**Data items**
+++

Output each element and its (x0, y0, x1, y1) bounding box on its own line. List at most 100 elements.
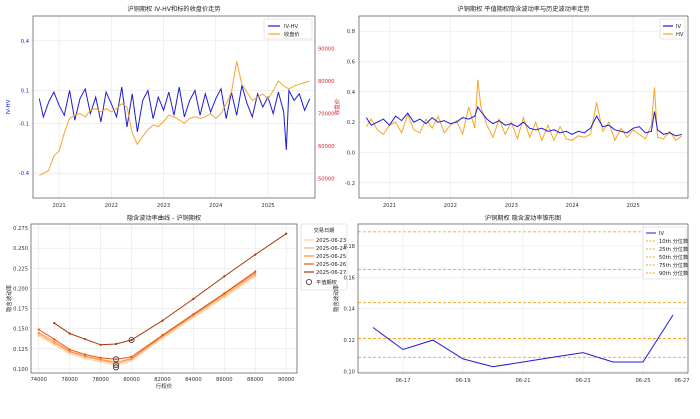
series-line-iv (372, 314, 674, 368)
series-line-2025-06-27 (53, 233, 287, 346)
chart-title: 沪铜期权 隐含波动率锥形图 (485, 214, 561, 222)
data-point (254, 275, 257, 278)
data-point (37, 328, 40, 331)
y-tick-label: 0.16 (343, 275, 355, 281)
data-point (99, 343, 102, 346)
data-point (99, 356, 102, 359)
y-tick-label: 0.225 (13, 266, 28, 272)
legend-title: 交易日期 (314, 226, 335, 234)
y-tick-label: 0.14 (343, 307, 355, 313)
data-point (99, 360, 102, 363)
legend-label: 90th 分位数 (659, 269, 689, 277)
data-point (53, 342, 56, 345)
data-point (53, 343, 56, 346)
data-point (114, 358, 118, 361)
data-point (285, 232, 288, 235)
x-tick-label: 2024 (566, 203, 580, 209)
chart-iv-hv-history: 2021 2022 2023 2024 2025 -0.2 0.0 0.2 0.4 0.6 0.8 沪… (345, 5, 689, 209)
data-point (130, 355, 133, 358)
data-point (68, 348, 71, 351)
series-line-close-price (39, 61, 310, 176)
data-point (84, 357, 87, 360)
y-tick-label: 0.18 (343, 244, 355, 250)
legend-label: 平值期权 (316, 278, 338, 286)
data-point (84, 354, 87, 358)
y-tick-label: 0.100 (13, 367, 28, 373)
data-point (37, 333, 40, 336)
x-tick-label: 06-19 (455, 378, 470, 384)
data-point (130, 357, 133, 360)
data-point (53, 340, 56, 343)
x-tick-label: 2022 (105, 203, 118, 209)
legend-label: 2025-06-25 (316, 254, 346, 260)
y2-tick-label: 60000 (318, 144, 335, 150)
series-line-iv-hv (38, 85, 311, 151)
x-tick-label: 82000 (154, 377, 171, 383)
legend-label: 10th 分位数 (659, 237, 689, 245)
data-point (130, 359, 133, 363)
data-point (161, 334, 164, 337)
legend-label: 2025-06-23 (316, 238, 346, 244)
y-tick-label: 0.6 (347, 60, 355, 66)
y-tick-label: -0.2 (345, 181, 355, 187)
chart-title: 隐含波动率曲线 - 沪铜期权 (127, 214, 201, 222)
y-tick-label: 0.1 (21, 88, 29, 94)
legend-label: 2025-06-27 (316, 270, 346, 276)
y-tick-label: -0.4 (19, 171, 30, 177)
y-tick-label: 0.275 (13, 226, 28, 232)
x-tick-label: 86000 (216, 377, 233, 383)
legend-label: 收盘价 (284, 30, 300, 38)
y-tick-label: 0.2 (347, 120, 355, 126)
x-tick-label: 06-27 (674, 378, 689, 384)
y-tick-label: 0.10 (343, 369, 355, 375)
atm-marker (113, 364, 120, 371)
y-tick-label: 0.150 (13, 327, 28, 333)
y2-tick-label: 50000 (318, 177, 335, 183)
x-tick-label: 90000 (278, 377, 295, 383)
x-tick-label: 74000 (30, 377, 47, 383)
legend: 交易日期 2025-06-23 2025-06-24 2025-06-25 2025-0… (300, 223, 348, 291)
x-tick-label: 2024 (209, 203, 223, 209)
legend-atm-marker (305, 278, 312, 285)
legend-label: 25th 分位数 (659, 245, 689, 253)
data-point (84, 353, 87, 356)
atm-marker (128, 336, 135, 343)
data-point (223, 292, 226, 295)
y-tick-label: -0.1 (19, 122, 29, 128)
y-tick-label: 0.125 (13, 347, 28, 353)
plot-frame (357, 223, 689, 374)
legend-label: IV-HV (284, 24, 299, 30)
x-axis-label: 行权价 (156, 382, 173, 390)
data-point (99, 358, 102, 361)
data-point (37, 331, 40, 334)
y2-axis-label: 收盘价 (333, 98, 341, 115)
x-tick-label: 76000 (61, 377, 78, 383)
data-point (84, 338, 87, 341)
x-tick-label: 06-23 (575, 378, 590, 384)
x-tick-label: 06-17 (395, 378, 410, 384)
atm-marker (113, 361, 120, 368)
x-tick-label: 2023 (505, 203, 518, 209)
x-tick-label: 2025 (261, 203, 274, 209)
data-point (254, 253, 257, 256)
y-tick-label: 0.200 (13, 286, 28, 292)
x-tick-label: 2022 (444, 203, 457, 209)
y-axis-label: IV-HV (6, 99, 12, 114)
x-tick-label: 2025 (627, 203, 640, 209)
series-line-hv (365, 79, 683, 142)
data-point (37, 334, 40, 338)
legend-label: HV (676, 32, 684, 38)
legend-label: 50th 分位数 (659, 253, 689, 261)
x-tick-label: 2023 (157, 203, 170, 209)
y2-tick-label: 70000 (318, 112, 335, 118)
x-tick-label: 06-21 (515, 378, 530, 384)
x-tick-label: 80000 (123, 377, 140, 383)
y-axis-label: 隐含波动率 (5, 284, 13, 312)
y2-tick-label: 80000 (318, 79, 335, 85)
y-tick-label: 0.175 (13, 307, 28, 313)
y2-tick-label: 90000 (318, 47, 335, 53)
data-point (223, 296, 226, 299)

+++

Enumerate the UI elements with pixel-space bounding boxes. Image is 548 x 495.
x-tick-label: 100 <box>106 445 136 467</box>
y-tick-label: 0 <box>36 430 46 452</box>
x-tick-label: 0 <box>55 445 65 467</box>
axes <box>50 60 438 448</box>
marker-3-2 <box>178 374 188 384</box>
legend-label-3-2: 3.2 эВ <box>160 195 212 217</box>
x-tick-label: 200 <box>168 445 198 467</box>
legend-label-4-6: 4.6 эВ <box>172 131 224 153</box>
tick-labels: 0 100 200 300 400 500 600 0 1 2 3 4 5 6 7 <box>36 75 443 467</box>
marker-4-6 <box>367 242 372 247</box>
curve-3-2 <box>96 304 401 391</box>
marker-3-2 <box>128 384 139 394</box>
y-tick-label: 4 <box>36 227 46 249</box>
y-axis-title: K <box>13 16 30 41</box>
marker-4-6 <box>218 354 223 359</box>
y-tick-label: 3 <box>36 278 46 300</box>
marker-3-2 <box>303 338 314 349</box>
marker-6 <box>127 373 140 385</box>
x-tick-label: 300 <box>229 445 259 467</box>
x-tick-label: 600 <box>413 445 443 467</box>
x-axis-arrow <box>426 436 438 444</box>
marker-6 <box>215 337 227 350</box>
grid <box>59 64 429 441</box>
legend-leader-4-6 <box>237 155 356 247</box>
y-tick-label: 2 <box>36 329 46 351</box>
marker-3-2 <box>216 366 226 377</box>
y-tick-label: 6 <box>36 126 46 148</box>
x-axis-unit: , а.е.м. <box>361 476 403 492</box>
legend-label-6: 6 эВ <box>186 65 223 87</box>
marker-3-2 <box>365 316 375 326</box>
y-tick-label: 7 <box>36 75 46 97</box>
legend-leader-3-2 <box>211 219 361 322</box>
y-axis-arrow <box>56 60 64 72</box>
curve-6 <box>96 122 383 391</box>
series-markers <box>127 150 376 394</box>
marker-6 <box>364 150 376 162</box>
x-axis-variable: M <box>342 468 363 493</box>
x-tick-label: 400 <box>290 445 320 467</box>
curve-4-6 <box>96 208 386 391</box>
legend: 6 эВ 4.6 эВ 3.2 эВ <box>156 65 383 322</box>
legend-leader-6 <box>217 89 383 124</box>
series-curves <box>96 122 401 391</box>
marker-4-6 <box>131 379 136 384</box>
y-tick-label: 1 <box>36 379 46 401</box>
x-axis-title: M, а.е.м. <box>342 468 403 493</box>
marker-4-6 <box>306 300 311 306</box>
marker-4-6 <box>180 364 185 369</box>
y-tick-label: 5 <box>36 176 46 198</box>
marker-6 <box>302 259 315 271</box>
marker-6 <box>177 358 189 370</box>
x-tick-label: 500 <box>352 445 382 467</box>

+++

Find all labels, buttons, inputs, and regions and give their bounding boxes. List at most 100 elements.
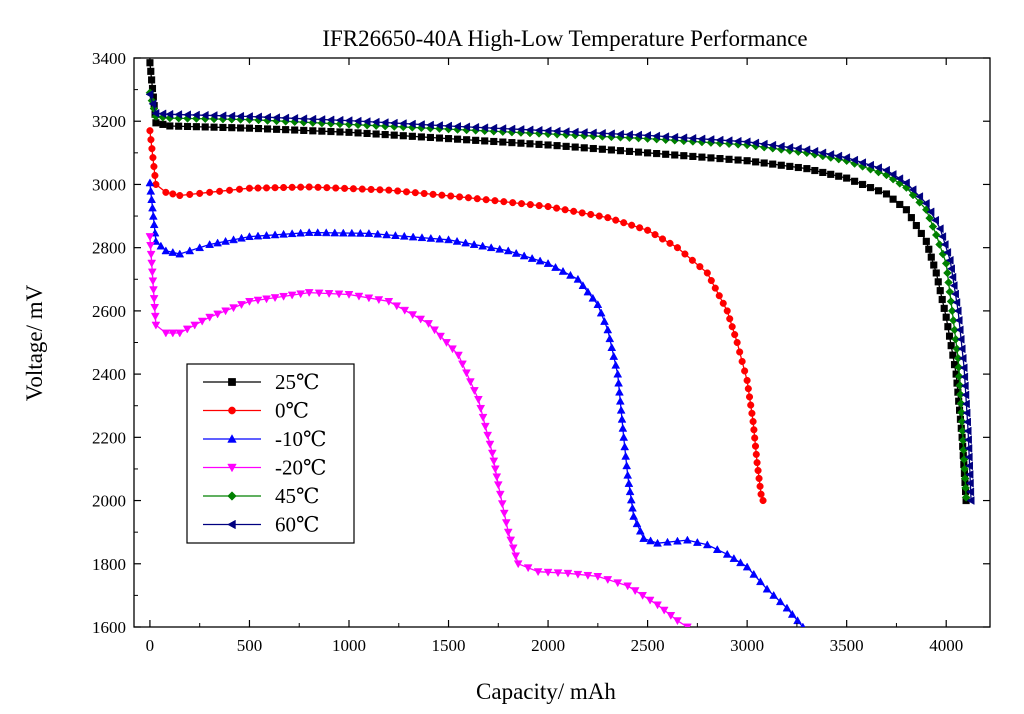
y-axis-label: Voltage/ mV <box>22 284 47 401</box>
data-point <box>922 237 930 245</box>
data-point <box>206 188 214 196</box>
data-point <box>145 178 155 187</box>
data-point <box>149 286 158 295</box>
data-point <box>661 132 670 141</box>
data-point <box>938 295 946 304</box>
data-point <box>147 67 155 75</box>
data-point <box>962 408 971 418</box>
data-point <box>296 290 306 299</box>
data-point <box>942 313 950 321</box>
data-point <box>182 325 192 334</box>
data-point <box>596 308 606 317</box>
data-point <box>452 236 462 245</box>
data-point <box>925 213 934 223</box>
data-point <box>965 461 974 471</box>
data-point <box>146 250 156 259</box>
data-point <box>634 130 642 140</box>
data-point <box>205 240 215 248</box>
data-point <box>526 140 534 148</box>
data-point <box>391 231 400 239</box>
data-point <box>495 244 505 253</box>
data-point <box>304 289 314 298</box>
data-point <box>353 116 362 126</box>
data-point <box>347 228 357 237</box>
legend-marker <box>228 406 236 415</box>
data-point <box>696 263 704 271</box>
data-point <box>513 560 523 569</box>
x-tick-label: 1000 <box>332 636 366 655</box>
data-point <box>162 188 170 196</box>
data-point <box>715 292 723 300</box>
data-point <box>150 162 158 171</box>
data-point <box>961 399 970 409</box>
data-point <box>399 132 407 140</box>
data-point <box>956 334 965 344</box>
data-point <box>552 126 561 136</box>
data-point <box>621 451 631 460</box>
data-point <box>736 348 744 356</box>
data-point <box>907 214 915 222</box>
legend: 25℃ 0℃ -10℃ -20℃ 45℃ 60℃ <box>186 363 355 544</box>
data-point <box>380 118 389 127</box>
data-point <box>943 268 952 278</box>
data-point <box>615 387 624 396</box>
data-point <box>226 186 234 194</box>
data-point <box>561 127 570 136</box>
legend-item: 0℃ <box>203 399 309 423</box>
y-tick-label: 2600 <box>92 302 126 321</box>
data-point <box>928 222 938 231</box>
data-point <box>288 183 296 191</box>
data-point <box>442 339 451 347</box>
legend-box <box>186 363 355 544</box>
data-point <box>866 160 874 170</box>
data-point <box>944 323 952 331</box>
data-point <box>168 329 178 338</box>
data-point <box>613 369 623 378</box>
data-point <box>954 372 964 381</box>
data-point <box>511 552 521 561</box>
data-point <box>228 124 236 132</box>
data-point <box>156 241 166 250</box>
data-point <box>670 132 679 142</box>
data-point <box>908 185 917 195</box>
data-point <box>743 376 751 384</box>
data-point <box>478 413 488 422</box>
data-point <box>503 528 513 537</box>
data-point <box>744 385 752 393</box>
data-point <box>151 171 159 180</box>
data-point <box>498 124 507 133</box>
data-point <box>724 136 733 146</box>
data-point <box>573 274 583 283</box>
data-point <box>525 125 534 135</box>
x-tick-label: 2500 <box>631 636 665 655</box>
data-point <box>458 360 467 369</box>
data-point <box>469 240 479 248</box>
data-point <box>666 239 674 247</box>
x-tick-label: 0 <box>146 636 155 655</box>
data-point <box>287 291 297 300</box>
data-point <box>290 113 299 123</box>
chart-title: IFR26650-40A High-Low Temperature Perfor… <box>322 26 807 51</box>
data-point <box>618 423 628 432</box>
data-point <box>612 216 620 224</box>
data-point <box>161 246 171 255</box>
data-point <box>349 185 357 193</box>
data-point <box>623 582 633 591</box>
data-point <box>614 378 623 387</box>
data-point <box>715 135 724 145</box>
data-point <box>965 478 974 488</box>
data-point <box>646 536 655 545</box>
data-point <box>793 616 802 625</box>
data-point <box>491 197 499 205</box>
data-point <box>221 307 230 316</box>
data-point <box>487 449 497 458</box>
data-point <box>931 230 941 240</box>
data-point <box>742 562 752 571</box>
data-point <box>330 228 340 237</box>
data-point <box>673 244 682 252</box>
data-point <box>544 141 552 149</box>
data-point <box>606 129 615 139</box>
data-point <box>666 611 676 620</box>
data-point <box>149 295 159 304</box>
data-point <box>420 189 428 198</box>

+++

Copy the lines above verbatim, starting at the line that contains "series-line-iv (372, 314, 674, 368)" and ending at the line that contains "legend-atm-marker (305, 278, 312, 285)", with both of those lines included.

series-line-iv (372, 314, 674, 368)
series-line-2025-06-27 (53, 233, 287, 346)
chart-title: 沪铜期权 隐含波动率锥形图 (485, 214, 561, 222)
data-point (254, 275, 257, 278)
data-point (37, 328, 40, 331)
y-tick-label: 0.16 (343, 275, 355, 281)
data-point (99, 343, 102, 346)
data-point (99, 356, 102, 359)
y-tick-label: 0.225 (13, 266, 28, 272)
legend-title: 交易日期 (314, 226, 335, 234)
y-tick-label: 0.14 (343, 307, 355, 313)
data-point (99, 360, 102, 363)
legend-label: 90th 分位数 (659, 269, 689, 277)
data-point (53, 342, 56, 345)
data-point (53, 343, 56, 346)
data-point (114, 358, 118, 361)
data-point (285, 232, 288, 235)
x-tick-label: 2024 (566, 203, 580, 209)
chart-iv-hv-history: 2021 2022 2023 2024 2025 -0.2 0.0 0.2 0.4 0.6 0.8 沪… (345, 5, 689, 209)
data-point (130, 355, 133, 358)
data-point (68, 348, 71, 351)
series-line-close-price (39, 61, 310, 176)
data-point (84, 357, 87, 360)
y-tick-label: 0.18 (343, 244, 355, 250)
legend-label: 平值期权 (316, 278, 338, 286)
data-point (84, 354, 87, 358)
y-tick-label: 0.100 (13, 367, 28, 373)
data-point (37, 333, 40, 336)
x-tick-label: 06-19 (455, 378, 470, 384)
data-point (130, 357, 133, 360)
data-point (53, 340, 56, 343)
x-tick-label: 2022 (105, 203, 118, 209)
legend-label: 2025-06-25 (316, 254, 346, 260)
y2-tick-label: 60000 (318, 144, 335, 150)
series-line-iv-hv (38, 85, 311, 151)
x-tick-label: 82000 (154, 377, 171, 383)
legend-label: 10th 分位数 (659, 237, 689, 245)
data-point (130, 359, 133, 363)
data-point (161, 334, 164, 337)
legend-label: 2025-06-23 (316, 238, 346, 244)
y-tick-label: 0.6 (347, 60, 355, 66)
y-tick-label: -0.2 (345, 181, 355, 187)
chart-title: 隐含波动率曲线 - 沪铜期权 (127, 214, 201, 222)
y-tick-label: 0.1 (21, 88, 29, 94)
legend-label: 2025-06-27 (316, 270, 346, 276)
y-tick-label: -0.4 (19, 171, 30, 177)
y-tick-label: 0.275 (13, 226, 28, 232)
x-tick-label: 86000 (216, 377, 233, 383)
legend-label: 收盘价 (284, 30, 300, 38)
y-tick-label: 0.2 (347, 120, 355, 126)
x-tick-label: 06-27 (674, 378, 689, 384)
y-tick-label: 0.10 (343, 369, 355, 375)
atm-marker (113, 364, 120, 371)
y-tick-label: 0.150 (13, 327, 28, 333)
y2-tick-label: 50000 (318, 177, 335, 183)
x-tick-label: 90000 (278, 377, 295, 383)
x-tick-label: 74000 (30, 377, 47, 383)
legend: 交易日期 2025-06-23 2025-06-24 2025-06-25 2025-0… (300, 223, 348, 291)
x-tick-label: 2024 (209, 203, 223, 209)
legend-atm-marker (305, 278, 312, 285)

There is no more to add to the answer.